**Task directions:** Find each line holding the word "work" and give the number of such lines, nothing else.

**Task material:**
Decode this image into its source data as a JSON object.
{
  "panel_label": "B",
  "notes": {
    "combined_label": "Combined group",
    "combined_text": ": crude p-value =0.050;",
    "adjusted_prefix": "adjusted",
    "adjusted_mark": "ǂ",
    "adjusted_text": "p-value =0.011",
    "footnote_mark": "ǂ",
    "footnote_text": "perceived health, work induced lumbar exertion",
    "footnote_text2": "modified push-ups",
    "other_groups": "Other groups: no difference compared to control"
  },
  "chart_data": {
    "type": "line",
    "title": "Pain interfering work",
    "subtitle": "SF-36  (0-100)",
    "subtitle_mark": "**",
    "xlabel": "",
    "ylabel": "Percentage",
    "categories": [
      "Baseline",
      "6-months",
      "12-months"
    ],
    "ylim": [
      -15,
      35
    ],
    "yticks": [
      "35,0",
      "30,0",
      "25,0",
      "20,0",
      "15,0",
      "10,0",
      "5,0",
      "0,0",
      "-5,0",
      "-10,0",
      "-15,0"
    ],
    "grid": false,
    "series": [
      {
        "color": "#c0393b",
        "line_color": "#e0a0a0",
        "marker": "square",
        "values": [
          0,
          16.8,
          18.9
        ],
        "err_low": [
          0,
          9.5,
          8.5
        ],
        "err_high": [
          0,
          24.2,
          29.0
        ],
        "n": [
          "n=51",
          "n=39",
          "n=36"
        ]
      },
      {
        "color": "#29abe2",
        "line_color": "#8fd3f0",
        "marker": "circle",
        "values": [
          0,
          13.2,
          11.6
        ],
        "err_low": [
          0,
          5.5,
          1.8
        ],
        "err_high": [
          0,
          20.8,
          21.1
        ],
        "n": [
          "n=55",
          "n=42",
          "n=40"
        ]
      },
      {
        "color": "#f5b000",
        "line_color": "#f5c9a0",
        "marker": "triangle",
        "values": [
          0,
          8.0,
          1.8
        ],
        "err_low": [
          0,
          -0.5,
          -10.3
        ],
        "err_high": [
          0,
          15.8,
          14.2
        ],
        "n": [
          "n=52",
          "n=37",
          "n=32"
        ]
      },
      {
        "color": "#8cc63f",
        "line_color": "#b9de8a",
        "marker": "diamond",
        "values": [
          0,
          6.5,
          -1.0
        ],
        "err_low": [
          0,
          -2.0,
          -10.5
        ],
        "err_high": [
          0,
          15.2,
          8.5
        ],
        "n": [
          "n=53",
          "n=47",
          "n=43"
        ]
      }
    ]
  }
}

**Result of the exercise:** 2